##### SUPPLIED MATERIAL #####
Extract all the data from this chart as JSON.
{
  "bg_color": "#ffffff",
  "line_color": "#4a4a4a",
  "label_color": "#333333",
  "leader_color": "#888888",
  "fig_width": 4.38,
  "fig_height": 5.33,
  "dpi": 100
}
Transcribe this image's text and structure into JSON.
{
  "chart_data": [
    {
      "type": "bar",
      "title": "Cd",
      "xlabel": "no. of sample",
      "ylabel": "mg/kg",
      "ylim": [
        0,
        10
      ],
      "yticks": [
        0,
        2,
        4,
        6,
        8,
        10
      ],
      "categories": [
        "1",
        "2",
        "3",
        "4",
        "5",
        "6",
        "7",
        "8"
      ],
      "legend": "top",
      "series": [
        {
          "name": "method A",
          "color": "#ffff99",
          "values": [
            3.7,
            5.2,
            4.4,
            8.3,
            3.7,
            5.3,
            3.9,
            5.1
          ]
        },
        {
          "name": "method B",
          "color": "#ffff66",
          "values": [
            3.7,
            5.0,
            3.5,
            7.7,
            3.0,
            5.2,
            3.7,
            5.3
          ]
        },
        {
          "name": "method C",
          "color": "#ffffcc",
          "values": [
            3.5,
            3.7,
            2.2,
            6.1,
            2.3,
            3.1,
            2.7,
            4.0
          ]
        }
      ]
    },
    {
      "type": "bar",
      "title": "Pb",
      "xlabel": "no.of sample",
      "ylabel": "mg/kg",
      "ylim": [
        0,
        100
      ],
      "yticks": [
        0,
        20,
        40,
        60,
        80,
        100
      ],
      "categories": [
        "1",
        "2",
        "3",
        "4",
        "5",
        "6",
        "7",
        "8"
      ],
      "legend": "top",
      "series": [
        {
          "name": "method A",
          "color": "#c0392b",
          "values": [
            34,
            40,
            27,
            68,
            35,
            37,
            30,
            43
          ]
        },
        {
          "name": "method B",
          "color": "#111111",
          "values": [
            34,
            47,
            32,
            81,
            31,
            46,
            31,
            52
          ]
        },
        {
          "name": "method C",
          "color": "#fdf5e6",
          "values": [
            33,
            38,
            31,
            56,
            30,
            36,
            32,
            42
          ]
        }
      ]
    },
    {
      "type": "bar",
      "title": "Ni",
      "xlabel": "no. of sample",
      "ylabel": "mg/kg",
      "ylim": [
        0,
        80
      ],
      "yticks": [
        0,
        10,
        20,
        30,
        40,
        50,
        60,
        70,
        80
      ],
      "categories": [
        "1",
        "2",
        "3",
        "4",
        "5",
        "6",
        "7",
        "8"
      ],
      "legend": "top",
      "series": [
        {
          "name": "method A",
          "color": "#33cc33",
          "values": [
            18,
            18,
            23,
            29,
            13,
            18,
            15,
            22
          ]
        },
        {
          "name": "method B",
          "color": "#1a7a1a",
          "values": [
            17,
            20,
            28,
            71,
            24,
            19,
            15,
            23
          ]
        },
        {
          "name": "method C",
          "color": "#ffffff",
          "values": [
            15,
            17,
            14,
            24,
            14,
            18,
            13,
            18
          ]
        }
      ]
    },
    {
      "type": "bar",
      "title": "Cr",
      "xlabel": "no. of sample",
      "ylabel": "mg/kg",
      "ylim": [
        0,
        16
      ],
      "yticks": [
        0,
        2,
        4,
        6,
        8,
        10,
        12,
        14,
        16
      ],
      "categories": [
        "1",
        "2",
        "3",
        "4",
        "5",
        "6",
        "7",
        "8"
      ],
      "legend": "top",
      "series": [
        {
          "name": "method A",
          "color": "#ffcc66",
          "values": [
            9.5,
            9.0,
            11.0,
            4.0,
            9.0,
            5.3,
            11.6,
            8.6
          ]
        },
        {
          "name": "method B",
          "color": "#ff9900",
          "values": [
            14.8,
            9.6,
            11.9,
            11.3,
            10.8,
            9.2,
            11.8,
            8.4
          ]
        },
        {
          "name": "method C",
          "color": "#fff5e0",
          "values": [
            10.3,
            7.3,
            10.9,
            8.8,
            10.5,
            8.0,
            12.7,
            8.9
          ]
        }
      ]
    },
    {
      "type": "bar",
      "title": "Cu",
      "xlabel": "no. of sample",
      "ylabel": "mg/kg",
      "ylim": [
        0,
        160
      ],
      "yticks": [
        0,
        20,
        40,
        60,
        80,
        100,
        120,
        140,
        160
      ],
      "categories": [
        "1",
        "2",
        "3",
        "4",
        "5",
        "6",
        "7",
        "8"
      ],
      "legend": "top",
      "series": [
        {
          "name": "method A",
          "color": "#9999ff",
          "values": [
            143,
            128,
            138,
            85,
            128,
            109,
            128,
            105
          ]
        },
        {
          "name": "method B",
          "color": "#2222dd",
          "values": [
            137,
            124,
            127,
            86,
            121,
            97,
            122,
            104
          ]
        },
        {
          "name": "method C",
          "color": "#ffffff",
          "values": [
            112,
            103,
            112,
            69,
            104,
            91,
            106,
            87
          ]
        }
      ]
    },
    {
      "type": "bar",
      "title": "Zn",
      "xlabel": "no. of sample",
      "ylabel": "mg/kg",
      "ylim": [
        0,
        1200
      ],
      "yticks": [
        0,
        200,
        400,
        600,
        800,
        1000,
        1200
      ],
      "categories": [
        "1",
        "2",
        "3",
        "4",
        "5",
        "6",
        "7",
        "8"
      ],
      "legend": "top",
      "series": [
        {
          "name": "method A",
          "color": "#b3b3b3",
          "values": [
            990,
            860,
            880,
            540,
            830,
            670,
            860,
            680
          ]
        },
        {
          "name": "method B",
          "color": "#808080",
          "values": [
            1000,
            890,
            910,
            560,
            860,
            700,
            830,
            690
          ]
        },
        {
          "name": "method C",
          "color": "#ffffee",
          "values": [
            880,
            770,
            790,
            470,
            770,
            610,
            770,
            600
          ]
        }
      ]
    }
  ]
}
#####
Extract each entry in full, exactly as given.

**WRITTEN ANSWER**:
Extract all the data from this chart as JSON.
{
  "bg_color": "#ffffff",
  "line_color": "#4a4a4a",
  "label_color": "#333333",
  "leader_color": "#888888",
  "fig_width": 4.38,
  "fig_height": 5.33,
  "dpi": 100
}
Transcribe this image's text and structure into JSON.
{
  "chart_data": [
    {
      "type": "bar",
      "title": "Cd",
      "xlabel": "no. of sample",
      "ylabel": "mg/kg",
      "ylim": [
        0,
        10
      ],
      "yticks": [
        0,
        2,
        4,
        6,
        8,
        10
      ],
      "categories": [
        "1",
        "2",
        "3",
        "4",
        "5",
        "6",
        "7",
        "8"
      ],
      "legend": "top",
      "series": [
        {
          "name": "method A",
          "color": "#ffff99",
          "values": [
            3.7,
            5.2,
            4.4,
            8.3,
            3.7,
            5.3,
            3.9,
            5.1
          ]
        },
        {
          "name": "method B",
          "color": "#ffff66",
          "values": [
            3.7,
            5.0,
            3.5,
            7.7,
            3.0,
            5.2,
            3.7,
            5.3
          ]
        },
        {
          "name": "method C",
          "color": "#ffffcc",
          "values": [
            3.5,
            3.7,
            2.2,
            6.1,
            2.3,
            3.1,
            2.7,
            4.0
          ]
        }
      ]
    },
    {
      "type": "bar",
      "title": "Pb",
      "xlabel": "no.of sample",
      "ylabel": "mg/kg",
      "ylim": [
        0,
        100
      ],
      "yticks": [
        0,
        20,
        40,
        60,
        80,
        100
      ],
      "categories": [
        "1",
        "2",
        "3",
        "4",
        "5",
        "6",
        "7",
        "8"
      ],
      "legend": "top",
      "series": [
        {
          "name": "method A",
          "color": "#c0392b",
          "values": [
            34,
            40,
            27,
            68,
            35,
            37,
            30,
            43
          ]
        },
        {
          "name": "method B",
          "color": "#111111",
          "values": [
            34,
            47,
            32,
            81,
            31,
            46,
            31,
            52
          ]
        },
        {
          "name": "method C",
          "color": "#fdf5e6",
          "values": [
            33,
            38,
            31,
            56,
            30,
            36,
            32,
            42
          ]
        }
      ]
    },
    {
      "type": "bar",
      "title": "Ni",
      "xlabel": "no. of sample",
      "ylabel": "mg/kg",
      "ylim": [
        0,
        80
      ],
      "yticks": [
        0,
        10,
        20,
        30,
        40,
        50,
        60,
        70,
        80
      ],
      "categories": [
        "1",
        "2",
        "3",
        "4",
        "5",
        "6",
        "7",
        "8"
      ],
      "legend": "top",
      "series": [
        {
          "name": "method A",
          "color": "#33cc33",
          "values": [
            18,
            18,
            23,
            29,
            13,
            18,
            15,
            22
          ]
        },
        {
          "name": "method B",
          "color": "#1a7a1a",
          "values": [
            17,
            20,
            28,
            71,
            24,
            19,
            15,
            23
          ]
        },
        {
          "name": "method C",
          "color": "#ffffff",
          "values": [
            15,
            17,
            14,
            24,
            14,
            18,
            13,
            18
          ]
        }
      ]
    },
    {
      "type": "bar",
      "title": "Cr",
      "xlabel": "no. of sample",
      "ylabel": "mg/kg",
      "ylim": [
        0,
        16
      ],
      "yticks": [
        0,
        2,
        4,
        6,
        8,
        10,
        12,
        14,
        16
      ],
      "categories": [
        "1",
        "2",
        "3",
        "4",
        "5",
        "6",
        "7",
        "8"
      ],
      "legend": "top",
      "series": [
        {
          "name": "method A",
          "color": "#ffcc66",
          "values": [
            9.5,
            9.0,
            11.0,
            4.0,
            9.0,
            5.3,
            11.6,
            8.6
          ]
        },
        {
          "name": "method B",
          "color": "#ff9900",
          "values": [
            14.8,
            9.6,
            11.9,
            11.3,
            10.8,
            9.2,
            11.8,
            8.4
          ]
        },
        {
          "name": "method C",
          "color": "#fff5e0",
          "values": [
            10.3,
            7.3,
            10.9,
            8.8,
            10.5,
            8.0,
            12.7,
            8.9
          ]
        }
      ]
    },
    {
      "type": "bar",
      "title": "Cu",
      "xlabel": "no. of sample",
      "ylabel": "mg/kg",
      "ylim": [
        0,
        160
      ],
      "yticks": [
        0,
        20,
        40,
        60,
        80,
        100,
        120,
        140,
        160
      ],
      "categories": [
        "1",
        "2",
        "3",
        "4",
        "5",
        "6",
        "7",
        "8"
      ],
      "legend": "top",
      "series": [
        {
          "name": "method A",
          "color": "#9999ff",
          "values": [
            143,
            128,
            138,
            85,
            128,
            109,
            128,
            105
          ]
        },
        {
          "name": "method B",
          "color": "#2222dd",
          "values": [
            137,
            124,
            127,
            86,
            121,
            97,
            122,
            104
          ]
        },
        {
          "name": "method C",
          "color": "#ffffff",
          "values": [
            112,
            103,
            112,
            69,
            104,
            91,
            106,
            87
          ]
        }
      ]
    },
    {
      "type": "bar",
      "title": "Zn",
      "xlabel": "no. of sample",
      "ylabel": "mg/kg",
      "ylim": [
        0,
        1200
      ],
      "yticks": [
        0,
        200,
        400,
        600,
        800,
        1000,
        1200
      ],
      "categories": [
        "1",
        "2",
        "3",
        "4",
        "5",
        "6",
        "7",
        "8"
      ],
      "legend": "top",
      "series": [
        {
          "name": "method A",
          "color": "#b3b3b3",
          "values": [
            990,
            860,
            880,
            540,
            830,
            670,
            860,
            680
          ]
        },
        {
          "name": "method B",
          "color": "#808080",
          "values": [
            1000,
            890,
            910,
            560,
            860,
            700,
            830,
            690
          ]
        },
        {
          "name": "method C",
          "color": "#ffffee",
          "values": [
            880,
            770,
            790,
            470,
            770,
            610,
            770,
            600
          ]
        }
      ]
    }
  ]
}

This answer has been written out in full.